-- Begin Provided records --
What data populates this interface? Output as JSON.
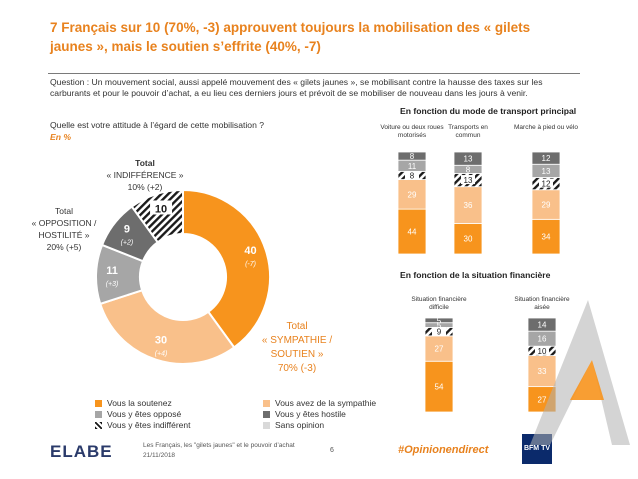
{
  "title": "7 Français sur 10 (70%, -3) approuvent toujours la mobilisation des « gilets jaunes », mais le soutien s’effrite (40%, -7)",
  "question": "Question : Un mouvement social, aussi appelé mouvement des « gilets jaunes », se mobilisant contre la hausse des taxes sur les carburants et pour le pouvoir d’achat, a eu lieu ces derniers jours et prévoit de se mobiliser de nouveau dans les jours à venir.",
  "prompt": "Quelle est votre attitude à l’égard de cette mobilisation ?",
  "unit": "En %",
  "groups": {
    "indifference": {
      "line1": "Total",
      "line2": "« INDIFFÉRENCE »",
      "line3": "10% (+2)"
    },
    "opposition": {
      "line1": "Total",
      "line2": "« OPPOSITION /",
      "line3": "HOSTILITÉ »",
      "line4": "20% (+5)"
    },
    "sympathie": {
      "line1": "Total",
      "line2": "« SYMPATHIE /",
      "line3": "SOUTIEN »",
      "line4": "70% (-3)"
    }
  },
  "chart_data": [
    {
      "type": "pie",
      "variant": "donut",
      "categories": [
        "Vous la soutenez",
        "Vous avez de la sympathie",
        "Vous y êtes opposé",
        "Vous y êtes hostile",
        "Vous y êtes indifférent"
      ],
      "values": [
        40,
        30,
        11,
        9,
        10
      ],
      "changes": [
        "(-7)",
        "(+4)",
        "(+3)",
        "(+2)",
        ""
      ],
      "colors": [
        "#f7941d",
        "#f9c08a",
        "#a6a6a6",
        "#6d6d6d",
        "hatch"
      ]
    },
    {
      "type": "bar",
      "stacked": true,
      "title": "En fonction du mode de transport principal",
      "categories": [
        "Voiture ou deux roues motorisés",
        "Transports en commun",
        "Marche à pied ou vélo"
      ],
      "series": [
        {
          "name": "Vous la soutenez",
          "values": [
            44,
            30,
            34
          ]
        },
        {
          "name": "Vous avez de la sympathie",
          "values": [
            29,
            36,
            29
          ]
        },
        {
          "name": "Vous y êtes indifférent",
          "values": [
            8,
            13,
            12
          ]
        },
        {
          "name": "Vous y êtes opposé",
          "values": [
            11,
            8,
            13
          ]
        },
        {
          "name": "Vous y êtes hostile",
          "values": [
            8,
            13,
            12
          ]
        }
      ]
    },
    {
      "type": "bar",
      "stacked": true,
      "title": "En fonction de la situation financière",
      "categories": [
        "Situation financière difficile",
        "Situation financière aisée"
      ],
      "series": [
        {
          "name": "Vous la soutenez",
          "values": [
            54,
            27
          ]
        },
        {
          "name": "Vous avez de la sympathie",
          "values": [
            27,
            33
          ]
        },
        {
          "name": "Vous y êtes indifférent",
          "values": [
            9,
            10
          ]
        },
        {
          "name": "Vous y êtes opposé",
          "values": [
            5,
            16
          ]
        },
        {
          "name": "Vous y êtes hostile",
          "values": [
            5,
            14
          ]
        }
      ]
    }
  ],
  "legend": [
    {
      "label": "Vous la soutenez",
      "color": "#f7941d"
    },
    {
      "label": "Vous avez de la sympathie",
      "color": "#f9c08a"
    },
    {
      "label": "Vous y êtes opposé",
      "color": "#a6a6a6"
    },
    {
      "label": "Vous y êtes hostile",
      "color": "#6d6d6d"
    },
    {
      "label": "Vous y êtes indifférent",
      "color": "hatch"
    },
    {
      "label": "Sans opinion",
      "color": "#d9d9d9"
    }
  ],
  "footer": {
    "line1": "Les Français, les \"gilets jaunes\" et le pouvoir d’achat",
    "line2": "21/11/2018",
    "page": "6",
    "hashtag": "#Opinionendirect",
    "brand": "ELABE",
    "partner": "BFM TV"
  }
}
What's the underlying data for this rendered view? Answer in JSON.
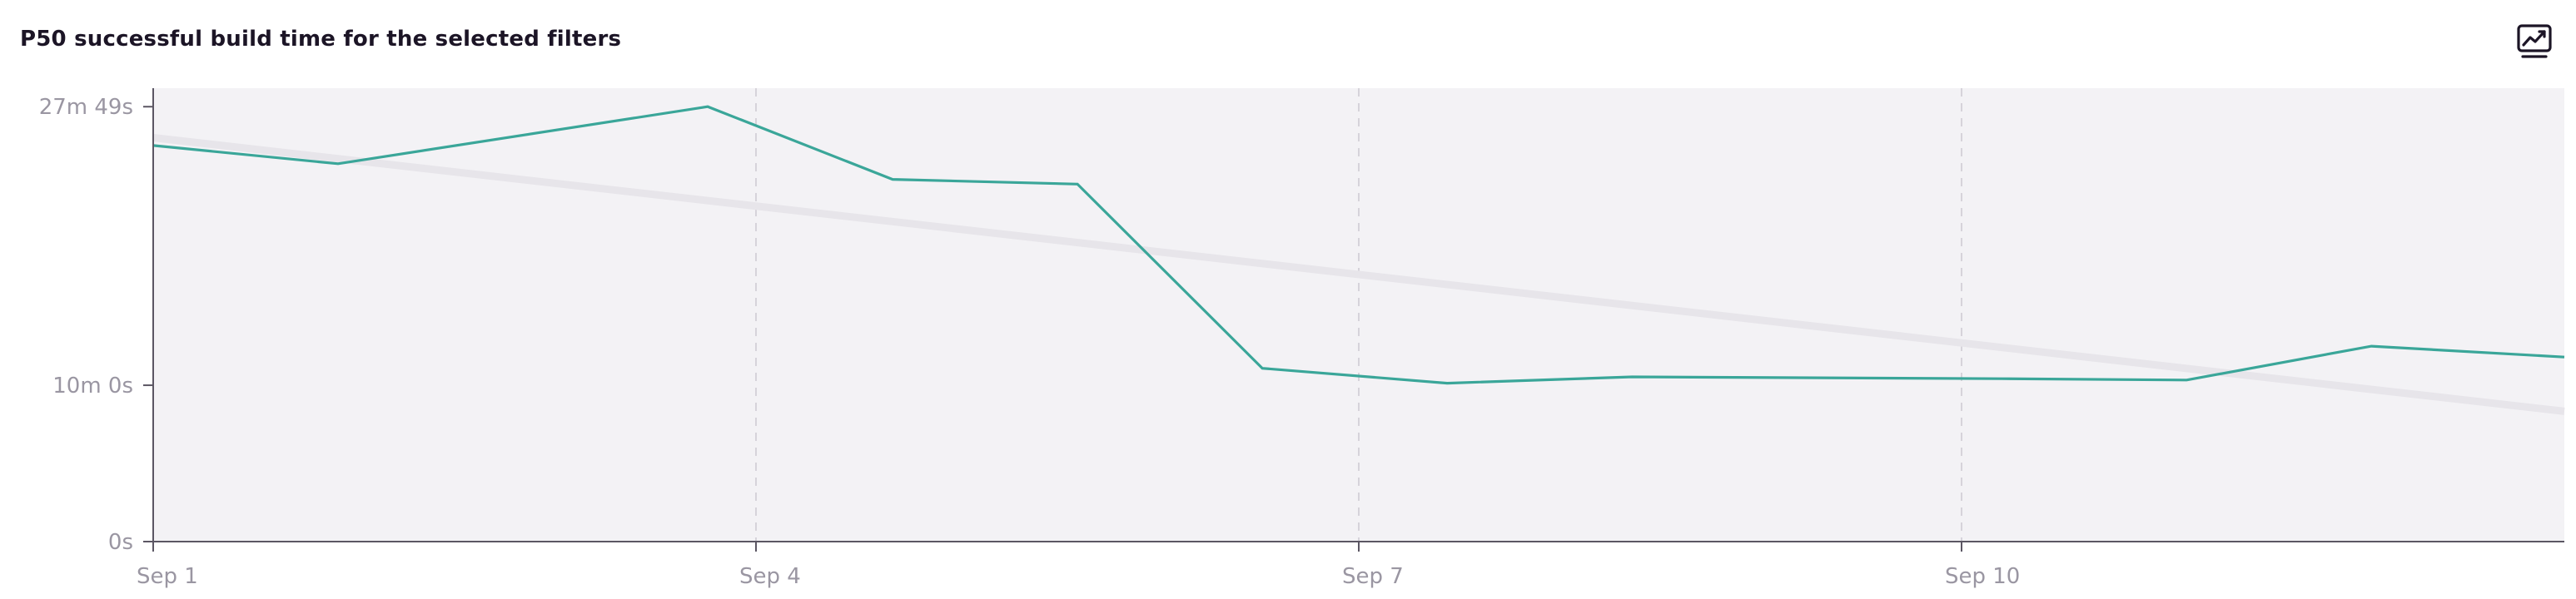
{
  "header": {
    "title": "P50 successful build time for the selected filters",
    "icon": "chart-line-icon"
  },
  "colors": {
    "series": "#3aa699",
    "trend": "#e7e5ea",
    "plot_background": "#f3f2f5",
    "axis": "#5b5663",
    "grid": "#d6d3da"
  },
  "chart_data": {
    "type": "line",
    "title": "P50 successful build time for the selected filters",
    "xlabel": "",
    "ylabel": "",
    "x_ticks": [
      {
        "day": 1,
        "label": "Sep 1"
      },
      {
        "day": 4,
        "label": "Sep 4"
      },
      {
        "day": 7,
        "label": "Sep 7"
      },
      {
        "day": 10,
        "label": "Sep 10"
      }
    ],
    "y_ticks": [
      {
        "value": 0,
        "label": "0s"
      },
      {
        "value": 600,
        "label": "10m 0s"
      },
      {
        "value": 1669,
        "label": "27m 49s"
      }
    ],
    "xlim": [
      1,
      13
    ],
    "ylim": [
      0,
      1740
    ],
    "grid": "vertical dashed at x ticks",
    "legend": "none",
    "series": [
      {
        "values": [
          {
            "x": 1,
            "y": 1520
          },
          {
            "x": 1.92,
            "y": 1450
          },
          {
            "x": 3.76,
            "y": 1669
          },
          {
            "x": 4.68,
            "y": 1390
          },
          {
            "x": 5.6,
            "y": 1372
          },
          {
            "x": 6.52,
            "y": 665
          },
          {
            "x": 7.44,
            "y": 608
          },
          {
            "x": 8.36,
            "y": 632
          },
          {
            "x": 10.2,
            "y": 625
          },
          {
            "x": 11.12,
            "y": 620
          },
          {
            "x": 12.04,
            "y": 750
          },
          {
            "x": 13,
            "y": 708
          }
        ]
      }
    ],
    "trend_line": [
      {
        "x": 1,
        "y": 1550
      },
      {
        "x": 13,
        "y": 500
      }
    ]
  }
}
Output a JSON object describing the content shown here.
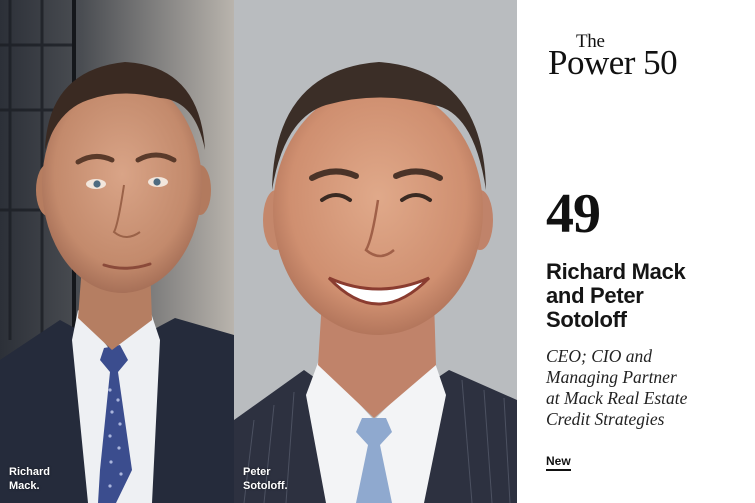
{
  "photos": {
    "left": {
      "caption_line1": "Richard",
      "caption_line2": "Mack."
    },
    "right": {
      "caption_line1": "Peter",
      "caption_line2": "Sotoloff."
    }
  },
  "brand": {
    "the": "The",
    "main": "Power 50"
  },
  "entry": {
    "rank": "49",
    "names": [
      "Richard Mack",
      "and Peter",
      "Sotoloff"
    ],
    "role": [
      "CEO; CIO and",
      "Managing Partner",
      "at Mack Real Estate",
      "Credit Strategies"
    ],
    "status": "New"
  },
  "colors": {
    "background": "#ffffff",
    "text": "#111111",
    "suit_navy": "#242a3a",
    "tie_blue": "#5a6fb4"
  }
}
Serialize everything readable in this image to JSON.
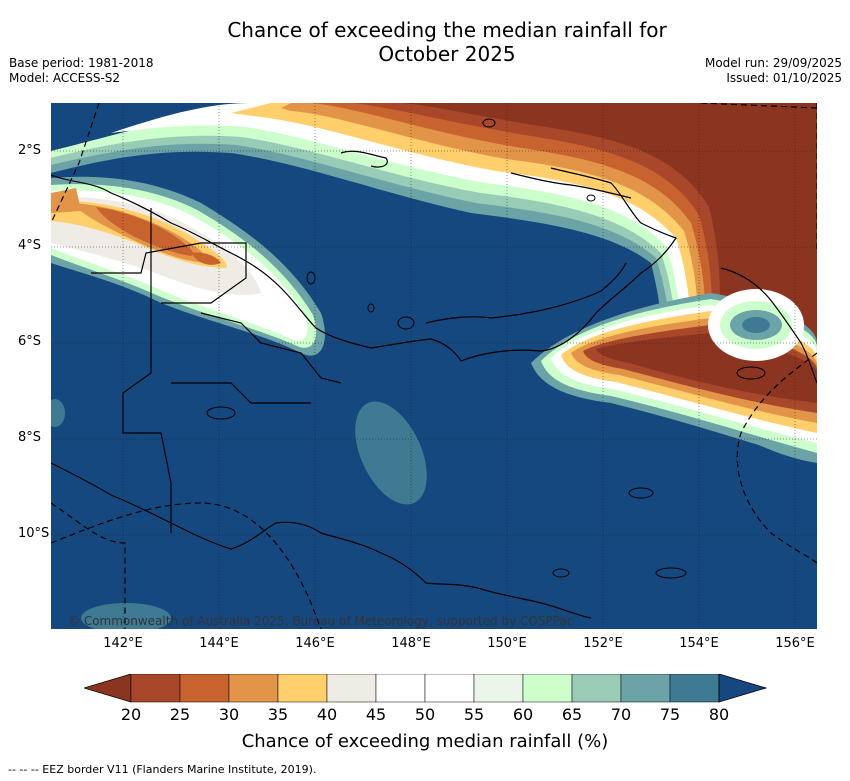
{
  "title_line1": "Chance of exceeding the median rainfall for",
  "title_line2": "October 2025",
  "base_period": "Base period: 1981-2018",
  "model": "Model: ACCESS-S2",
  "model_run": "Model run: 29/09/2025",
  "issued": "Issued: 01/10/2025",
  "lon_labels": [
    "142°E",
    "144°E",
    "146°E",
    "148°E",
    "150°E",
    "152°E",
    "154°E",
    "156°E"
  ],
  "lat_labels": [
    "2°S",
    "4°S",
    "6°S",
    "8°S",
    "10°S"
  ],
  "copyright": "© Commonwealth of Australia 2025, Bureau of Meteorology, supported by COSPPac",
  "colorbar": {
    "ticks": [
      "20",
      "25",
      "30",
      "35",
      "40",
      "45",
      "50",
      "55",
      "60",
      "65",
      "70",
      "75",
      "80"
    ],
    "colors": [
      "#8b3520",
      "#a9472a",
      "#c8632f",
      "#e29548",
      "#ffcf6b",
      "#efebe5",
      "#ffffff",
      "#ffffff",
      "#eaf6e9",
      "#ccffcc",
      "#99ccb6",
      "#6ca3a6",
      "#3f7a93",
      "#15487f"
    ],
    "title": "Chance of exceeding median rainfall (%)"
  },
  "footnote": "-- -- -- EEZ border V11 (Flanders Marine Institute, 2019).",
  "colors": {
    "high": "#15487f",
    "low": "#8b3520"
  }
}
-- End Provided records --
**What you are asked to do**
Reply with nothing but the number of lines that contain the word "financière".

**In response**
3